Pull each line holding "with" out of the entries below.

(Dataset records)
* * *

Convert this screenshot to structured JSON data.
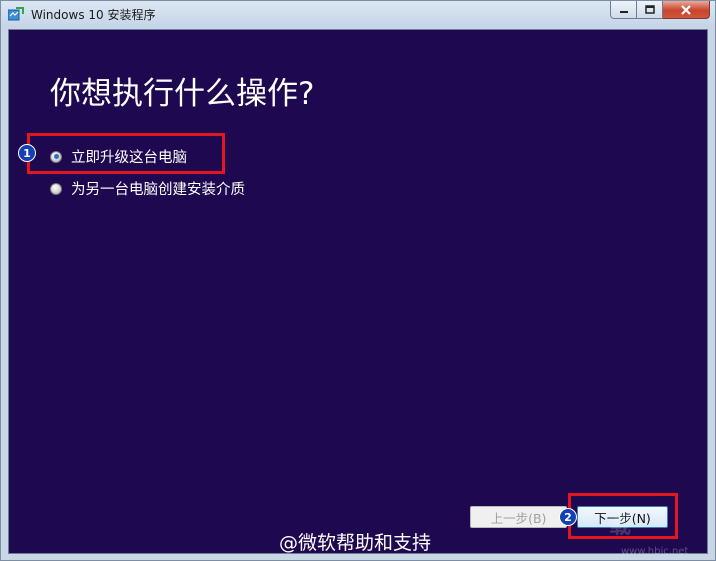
{
  "window": {
    "title": "Windows 10 安装程序",
    "controls": {
      "minimize": "minimize",
      "maximize": "maximize",
      "close": "close"
    }
  },
  "page": {
    "heading": "你想执行什么操作?",
    "options": [
      {
        "label": "立即升级这台电脑",
        "selected": true
      },
      {
        "label": "为另一台电脑创建安装介质",
        "selected": false
      }
    ]
  },
  "annotations": {
    "step1": "1",
    "step2": "2",
    "highlight_color": "#e3161f",
    "badge_color": "#1540b5"
  },
  "buttons": {
    "back": "上一步(B)",
    "next": "下一步(N)"
  },
  "watermark": {
    "text": "@微软帮助和支持",
    "corner": "载",
    "corner_url": "www.hbic.net"
  },
  "colors": {
    "background": "#1e0850",
    "titlebar": "#c5d4e6",
    "close_button": "#c9442c"
  }
}
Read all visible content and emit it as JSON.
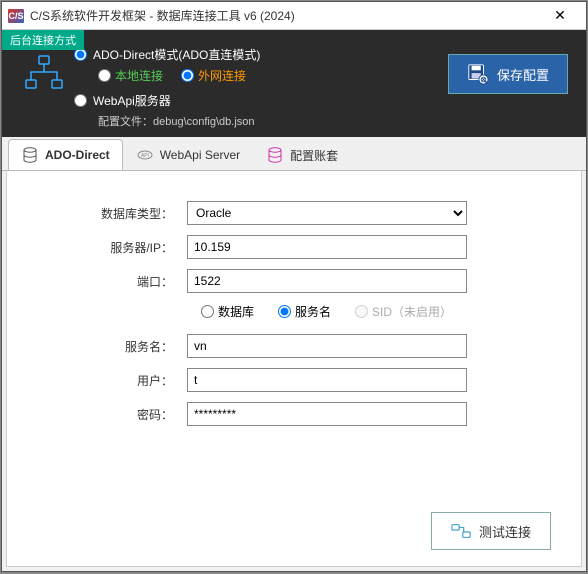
{
  "titlebar": {
    "icon_text": "C/S",
    "title": "C/S系统软件开发框架 - 数据库连接工具 v6 (2024)"
  },
  "top": {
    "badge": "后台连接方式",
    "ado_label": "ADO-Direct模式(ADO直连模式)",
    "local_label": "本地连接",
    "external_label": "外网连接",
    "webapi_label": "WebApi服务器",
    "config_prefix": "配置文件：",
    "config_path": "debug\\config\\db.json",
    "save_button": "保存配置"
  },
  "tabs": {
    "ado": "ADO-Direct",
    "webapi": "WebApi Server",
    "account": "配置账套"
  },
  "form": {
    "dbtype_label": "数据库类型：",
    "dbtype_value": "Oracle",
    "server_label": "服务器/IP：",
    "server_value": "10.159",
    "port_label": "端口：",
    "port_value": "1522",
    "radio_db": "数据库",
    "radio_service": "服务名",
    "radio_sid": "SID（未启用）",
    "service_label": "服务名：",
    "service_value": "vn",
    "user_label": "用户：",
    "user_value": "t",
    "password_label": "密码：",
    "password_value": "*********",
    "test_button": "测试连接"
  }
}
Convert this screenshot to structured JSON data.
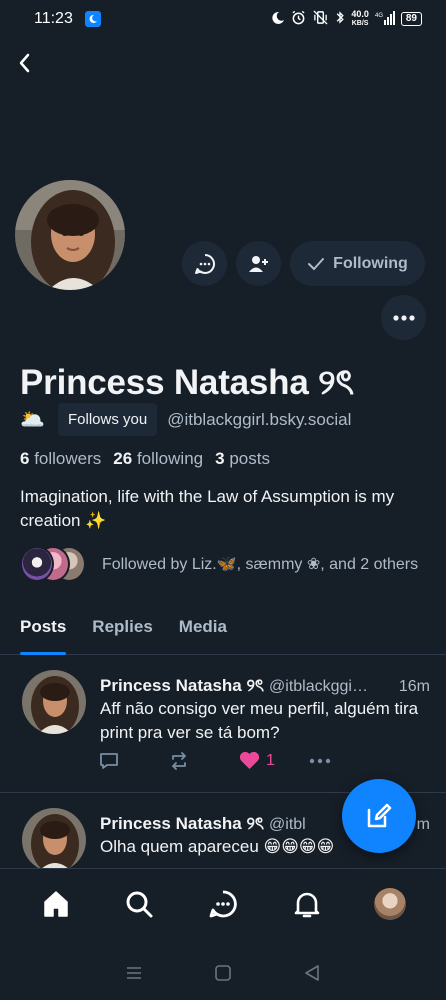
{
  "status_bar": {
    "time": "11:23",
    "net_speed_value": "40.0",
    "net_speed_unit": "KB/S",
    "battery": "89"
  },
  "profile": {
    "display_name": "Princess Natasha ୨ৎ",
    "sun_emoji": "🌥️",
    "follows_you_label": "Follows you",
    "handle": "@itblackggirl.bsky.social",
    "followers_count": "6",
    "followers_label": "followers",
    "following_count": "26",
    "following_label": "following",
    "posts_count": "3",
    "posts_label": "posts",
    "bio": "Imagination, life with the Law of Assumption is my creation ✨",
    "followed_by": "Followed by Liz.🦋, sæmmy ❀, and 2 others",
    "following_button_label": "Following"
  },
  "tabs": [
    {
      "label": "Posts",
      "active": true
    },
    {
      "label": "Replies",
      "active": false
    },
    {
      "label": "Media",
      "active": false
    }
  ],
  "posts": [
    {
      "name": "Princess Natasha ୨ৎ",
      "handle": "@itblackggi…",
      "time": "16m",
      "text": "Aff não consigo ver meu perfil, alguém tira print pra ver se tá bom?",
      "like_count": "1"
    },
    {
      "name": "Princess Natasha ୨ৎ",
      "handle": "@itbl",
      "time": "m",
      "text": "Olha quem apareceu 😁😁😁😁"
    }
  ],
  "colors": {
    "background": "#161e27",
    "surface": "#1e2937",
    "accent": "#1083fe",
    "like": "#ec4899",
    "muted_text": "#aebbc9"
  }
}
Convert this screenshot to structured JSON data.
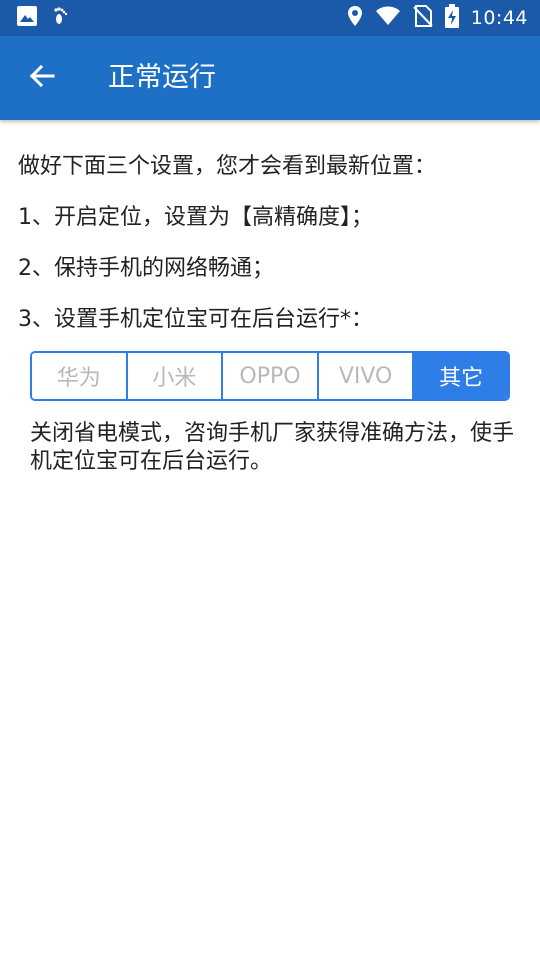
{
  "status_bar": {
    "time": "10:44",
    "icons": [
      "image-icon",
      "footprints-icon",
      "location-icon",
      "wifi-icon",
      "no-sim-icon",
      "battery-charging-icon"
    ]
  },
  "app_bar": {
    "back_icon": "arrow-left-icon",
    "title": "正常运行"
  },
  "content": {
    "intro": "做好下面三个设置，您才会看到最新位置：",
    "steps": [
      "1、开启定位，设置为【高精确度】；",
      "2、保持手机的网络畅通；",
      "3、设置手机定位宝可在后台运行*："
    ]
  },
  "brand_tabs": {
    "options": [
      "华为",
      "小米",
      "OPPO",
      "VIVO",
      "其它"
    ],
    "selected": "其它",
    "colors": {
      "accent": "#2f7ee8",
      "unselected_text": "#b8b8b8"
    }
  },
  "description": "关闭省电模式，咨询手机厂家获得准确方法，使手机定位宝可在后台运行。",
  "colors": {
    "status_bar": "#1a5aa8",
    "app_bar": "#1e6fc6",
    "text": "#222222"
  }
}
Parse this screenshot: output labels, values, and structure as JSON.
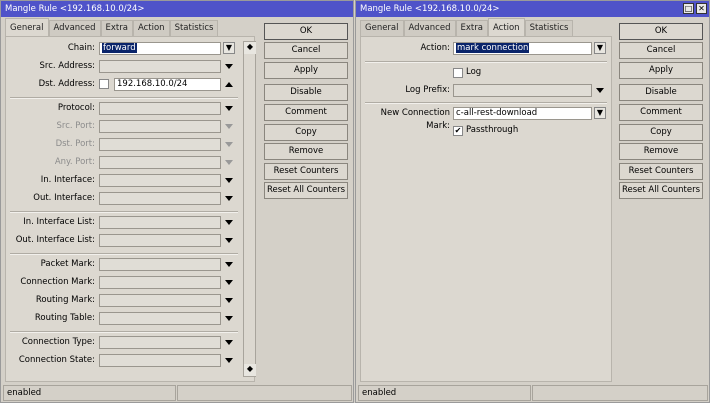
{
  "left": {
    "title": "Mangle Rule <192.168.10.0/24>",
    "tabs": [
      "General",
      "Advanced",
      "Extra",
      "Action",
      "Statistics"
    ],
    "active_tab": 0,
    "fields": [
      {
        "label": "Chain:",
        "value": "forward",
        "kind": "combo"
      },
      {
        "label": "Src. Address:",
        "value": "",
        "kind": "down"
      },
      {
        "label": "Dst. Address:",
        "value": "192.168.10.0/24",
        "kind": "up",
        "checkbox": true
      },
      {
        "sep": true
      },
      {
        "label": "Protocol:",
        "value": "",
        "kind": "down"
      },
      {
        "label": "Src. Port:",
        "value": "",
        "kind": "down",
        "disabled": true
      },
      {
        "label": "Dst. Port:",
        "value": "",
        "kind": "down",
        "disabled": true
      },
      {
        "label": "Any. Port:",
        "value": "",
        "kind": "down",
        "disabled": true
      },
      {
        "label": "In. Interface:",
        "value": "",
        "kind": "down"
      },
      {
        "label": "Out. Interface:",
        "value": "",
        "kind": "down"
      },
      {
        "sep": true
      },
      {
        "label": "In. Interface List:",
        "value": "",
        "kind": "down"
      },
      {
        "label": "Out. Interface List:",
        "value": "",
        "kind": "down"
      },
      {
        "sep": true
      },
      {
        "label": "Packet Mark:",
        "value": "",
        "kind": "down"
      },
      {
        "label": "Connection Mark:",
        "value": "",
        "kind": "down"
      },
      {
        "label": "Routing Mark:",
        "value": "",
        "kind": "down"
      },
      {
        "label": "Routing Table:",
        "value": "",
        "kind": "down"
      },
      {
        "sep": true
      },
      {
        "label": "Connection Type:",
        "value": "",
        "kind": "down"
      },
      {
        "label": "Connection State:",
        "value": "",
        "kind": "down"
      }
    ],
    "status": "enabled"
  },
  "right": {
    "title": "Mangle Rule <192.168.10.0/24>",
    "tabs": [
      "General",
      "Advanced",
      "Extra",
      "Action",
      "Statistics"
    ],
    "active_tab": 3,
    "action_label": "Action:",
    "action_value": "mark connection",
    "log_label": "Log",
    "log_checked": false,
    "log_prefix_label": "Log Prefix:",
    "log_prefix_value": "",
    "new_conn_mark_label": "New Connection Mark:",
    "new_conn_mark_value": "c-all-rest-download",
    "passthrough_label": "Passthrough",
    "passthrough_checked": true,
    "status": "enabled"
  },
  "buttons": [
    "OK",
    "Cancel",
    "Apply",
    "Disable",
    "Comment",
    "Copy",
    "Remove",
    "Reset Counters",
    "Reset All Counters"
  ],
  "window_controls": {
    "maximize": "□",
    "close": "✕"
  }
}
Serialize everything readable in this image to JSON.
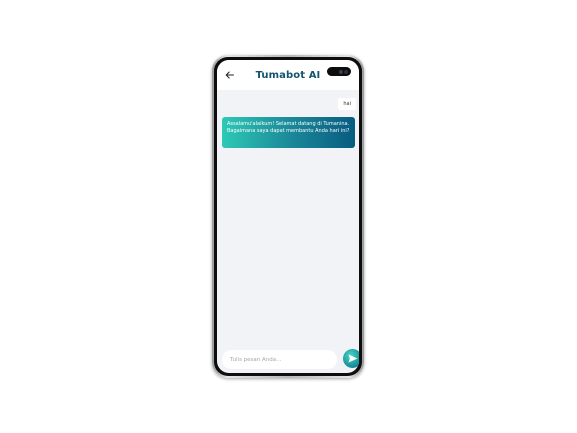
{
  "app": {
    "title": "Tumabot AI"
  },
  "icons": {
    "back": "arrow-left-icon",
    "send": "send-icon"
  },
  "colors": {
    "title": "#13536e",
    "bubble_gradient_start": "#2ec9b5",
    "bubble_gradient_end": "#085b80",
    "background": "#f2f3f7"
  },
  "messages": [
    {
      "sender": "user",
      "text": "hai"
    },
    {
      "sender": "bot",
      "text": "Assalamu'alaikum! Selamat datang di Tumanina. Bagaimana saya dapat membantu Anda hari ini?"
    }
  ],
  "input": {
    "placeholder": "Tulis pesan Anda..."
  }
}
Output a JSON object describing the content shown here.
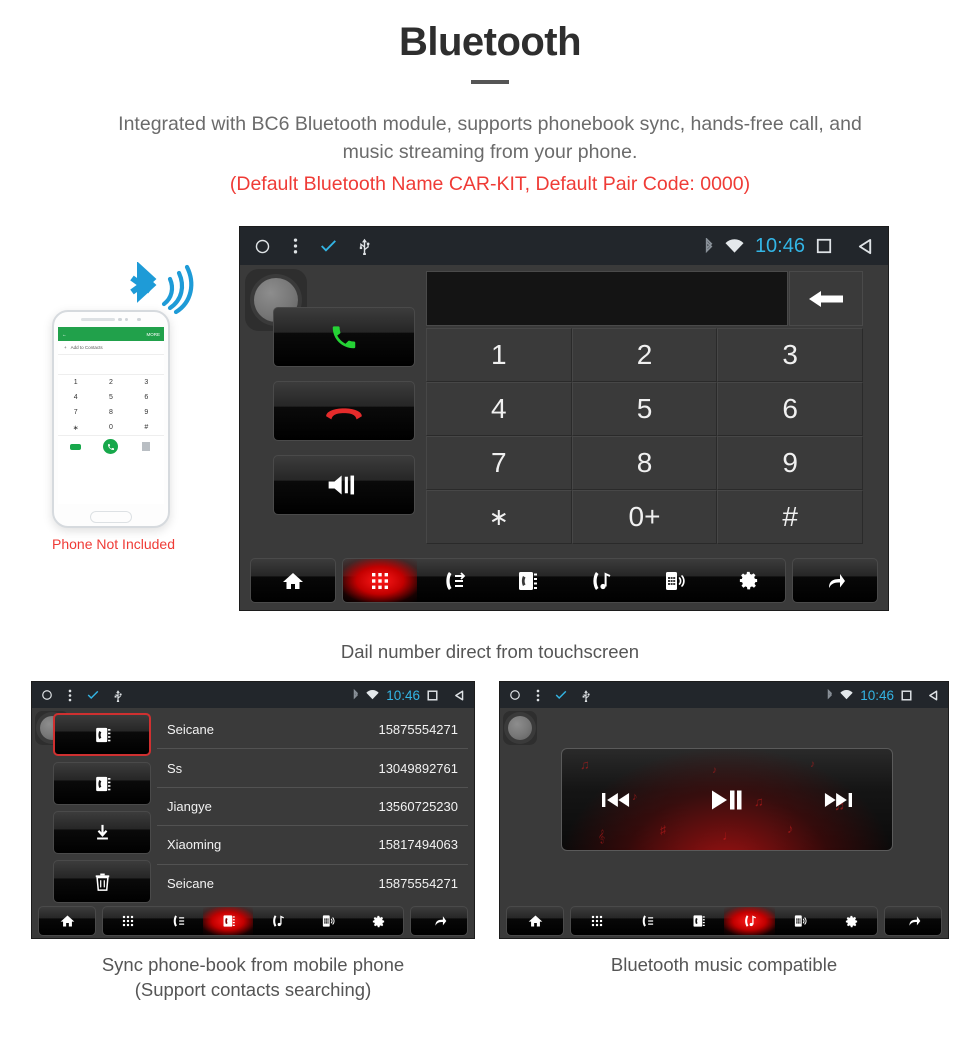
{
  "header": {
    "title": "Bluetooth",
    "subtitle_line1": "Integrated with BC6 Bluetooth module, supports phonebook sync, hands-free call, and",
    "subtitle_line2": "music streaming from your phone.",
    "note": "(Default Bluetooth Name CAR-KIT, Default Pair Code: 0000)",
    "note_color": "#ef3b36"
  },
  "phone_mockup": {
    "appbar_back": "←",
    "appbar_more": "MORE",
    "add_to_contacts": "Add to Contacts",
    "keys": [
      "1",
      "2",
      "3",
      "4",
      "5",
      "6",
      "7",
      "8",
      "9",
      "∗",
      "0",
      "#"
    ],
    "caption": "Phone Not Included",
    "caption_color": "#ef3b36",
    "bluetooth_color": "#1e9bd7"
  },
  "statusbar": {
    "time": "10:46",
    "time_color": "#33b5e5",
    "background": "#22262b"
  },
  "dialer_screen": {
    "number_value": "",
    "number_placeholder": "",
    "keys": [
      "1",
      "2",
      "3",
      "4",
      "5",
      "6",
      "7",
      "8",
      "9",
      "∗",
      "0+",
      "#"
    ],
    "call_buttons": [
      {
        "name": "answer-call",
        "color": "#25d335"
      },
      {
        "name": "end-call",
        "color": "#e52b2b"
      },
      {
        "name": "mute-speaker",
        "color": "#ffffff"
      }
    ],
    "caption": "Dail number direct from touchscreen"
  },
  "navbar": {
    "items": [
      {
        "icon": "dialpad-icon",
        "label": "Dialpad"
      },
      {
        "icon": "call-log-icon",
        "label": "Call log"
      },
      {
        "icon": "phonebook-icon",
        "label": "Phonebook"
      },
      {
        "icon": "bluetooth-music-icon",
        "label": "Bluetooth music"
      },
      {
        "icon": "device-pairing-icon",
        "label": "Device"
      },
      {
        "icon": "settings-gear-icon",
        "label": "Settings"
      }
    ],
    "home_label": "Home",
    "back_label": "Back",
    "active_color": "#c20000"
  },
  "contacts_screen": {
    "side_buttons": [
      {
        "icon": "phonebook-icon",
        "label": "Phone contacts",
        "selected": true
      },
      {
        "icon": "sim-contacts-icon",
        "label": "SIM contacts",
        "selected": false
      },
      {
        "icon": "download-icon",
        "label": "Download contacts",
        "selected": false
      },
      {
        "icon": "trash-icon",
        "label": "Delete contacts",
        "selected": false
      }
    ],
    "rows": [
      {
        "name": "Seicane",
        "number": "15875554271"
      },
      {
        "name": "Ss",
        "number": "13049892761"
      },
      {
        "name": "Jiangye",
        "number": "13560725230"
      },
      {
        "name": "Xiaoming",
        "number": "15817494063"
      },
      {
        "name": "Seicane",
        "number": "15875554271"
      }
    ],
    "active_nav_index": 2,
    "caption_line1": "Sync phone-book from mobile phone",
    "caption_line2": "(Support contacts searching)"
  },
  "music_screen": {
    "controls": [
      {
        "icon": "previous-track-icon",
        "glyph": "⏮"
      },
      {
        "icon": "play-pause-icon",
        "glyph": "▶▐▐"
      },
      {
        "icon": "next-track-icon",
        "glyph": "⏭"
      }
    ],
    "active_nav_index": 3,
    "caption": "Bluetooth music compatible"
  }
}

* * *

* **Finished answer**
    "bio": "Imagination, life with the Law of Assumption is my creation ✨",
    "subtitle_line1": "Integrated with BC6 Bluetooth module, supports phonebook sync, hands-free call, and",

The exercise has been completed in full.